[Start of Data to process]

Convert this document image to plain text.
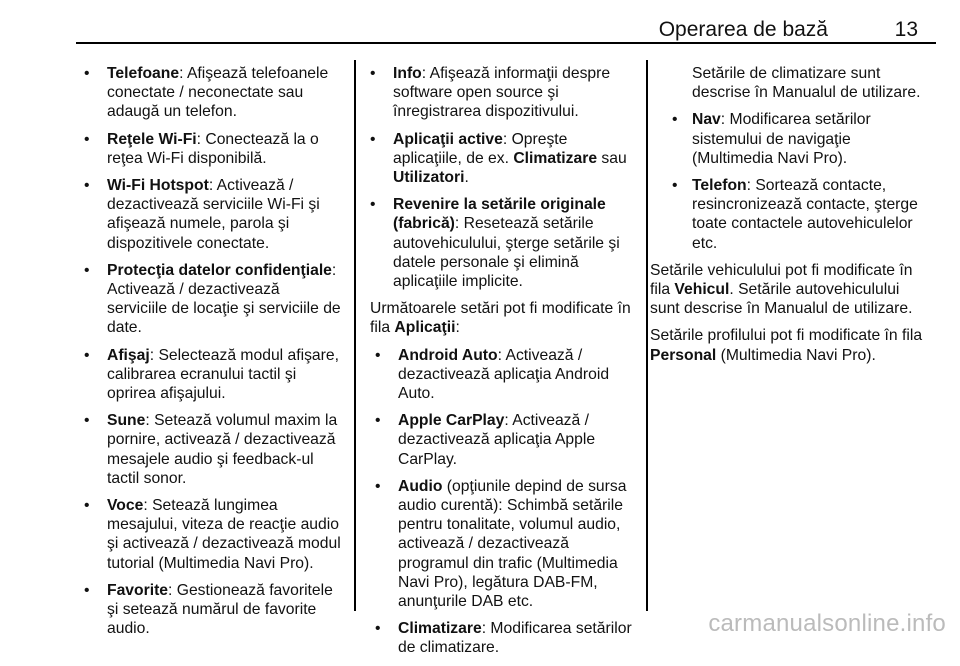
Operarea de bază	13
• Telefoane: Afişează telefoanele conectate / neconectate sau adaugă un telefon.
• Reţele Wi-Fi: Conectează la o reţea Wi-Fi disponibilă.
• Wi-Fi Hotspot: Activează / dezactivează serviciile Wi-Fi şi afişează numele, parola şi dispozitivele conectate.
• Protecţia datelor confidenţiale: Activează / dezactivează serviciile de locaţie şi serviciile de date.
• Afişaj: Selectează modul afişare, calibrarea ecranului tactil şi oprirea afişajului.
• Sune: Setează volumul maxim la pornire, activează / dezactivează mesajele audio şi feedback-ul tactil sonor.
• Voce: Setează lungimea mesajului, viteza de reacţie audio şi activează / dezactivează modul tutorial (Multimedia Navi Pro).
• Favorite: Gestionează favoritele şi setează numărul de favorite audio.
• Info: Afişează informaţii despre software open source şi înregistrarea dispozitivului.
• Aplicaţii active: Opreşte aplicaţiile, de ex. Climatizare sau Utilizatori.
• Revenire la setările originale (fabrică): Resetează setările autovehiculului, şterge setările şi datele personale şi elimină aplicaţiile implicite.
Următoarele setări pot fi modificate în fila Aplicaţii:
• Android Auto: Activează / dezactivează aplicaţia Android Auto.
• Apple CarPlay: Activează / dezactivează aplicaţia Apple CarPlay.
• Audio (opţiunile depind de sursa audio curentă): Schimbă setările pentru tonalitate, volumul audio, activează / dezactivează programul din trafic (Multimedia Navi Pro), legătura DAB-FM, anunţurile DAB etc.
• Climatizare: Modificarea setărilor de climatizare.
Setările de climatizare sunt descrise în Manualul de utilizare.
• Nav: Modificarea setărilor sistemului de navigaţie (Multimedia Navi Pro).
• Telefon: Sortează contacte, resincronizează contacte, şterge toate contactele autovehiculelor etc.
Setările vehiculului pot fi modificate în fila Vehicul. Setările autovehiculului sunt descrise în Manualul de utilizare.
Setările profilului pot fi modificate în fila Personal (Multimedia Navi Pro).
carmanualsonline.info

[End of Data to process]

## Given problem
Leave out the pictures and copy everything else in the records word for word.

## Problem solution
Convert this document image to plain text.
Operarea de bază	13
• Telefoane: Afişează telefoanele conectate / neconectate sau adaugă un telefon.
• Reţele Wi-Fi: Conectează la o reţea Wi-Fi disponibilă.
• Wi-Fi Hotspot: Activează / dezactivează serviciile Wi-Fi şi afişează numele, parola şi dispozitivele conectate.
• Protecţia datelor confidenţiale: Activează / dezactivează serviciile de locaţie şi serviciile de date.
• Afişaj: Selectează modul afişare, calibrarea ecranului tactil şi oprirea afişajului.
• Sune: Setează volumul maxim la pornire, activează / dezactivează mesajele audio şi feedback-ul tactil sonor.
• Voce: Setează lungimea mesajului, viteza de reacţie audio şi activează / dezactivează modul tutorial (Multimedia Navi Pro).
• Favorite: Gestionează favoritele şi setează numărul de favorite audio.
• Info: Afişează informaţii despre software open source şi înregistrarea dispozitivului.
• Aplicaţii active: Opreşte aplicaţiile, de ex. Climatizare sau Utilizatori.
• Revenire la setările originale (fabrică): Resetează setările autovehiculului, şterge setările şi datele personale şi elimină aplicaţiile implicite.
Următoarele setări pot fi modificate în fila Aplicaţii:
• Android Auto: Activează / dezactivează aplicaţia Android Auto.
• Apple CarPlay: Activează / dezactivează aplicaţia Apple CarPlay.
• Audio (opţiunile depind de sursa audio curentă): Schimbă setările pentru tonalitate, volumul audio, activează / dezactivează programul din trafic (Multimedia Navi Pro), legătura DAB-FM, anunţurile DAB etc.
• Climatizare: Modificarea setărilor de climatizare.
Setările de climatizare sunt descrise în Manualul de utilizare.
• Nav: Modificarea setărilor sistemului de navigaţie (Multimedia Navi Pro).
• Telefon: Sortează contacte, resincronizează contacte, şterge toate contactele autovehiculelor etc.
Setările vehiculului pot fi modificate în fila Vehicul. Setările autovehiculului sunt descrise în Manualul de utilizare.
Setările profilului pot fi modificate în fila Personal (Multimedia Navi Pro).
carmanualsonline.info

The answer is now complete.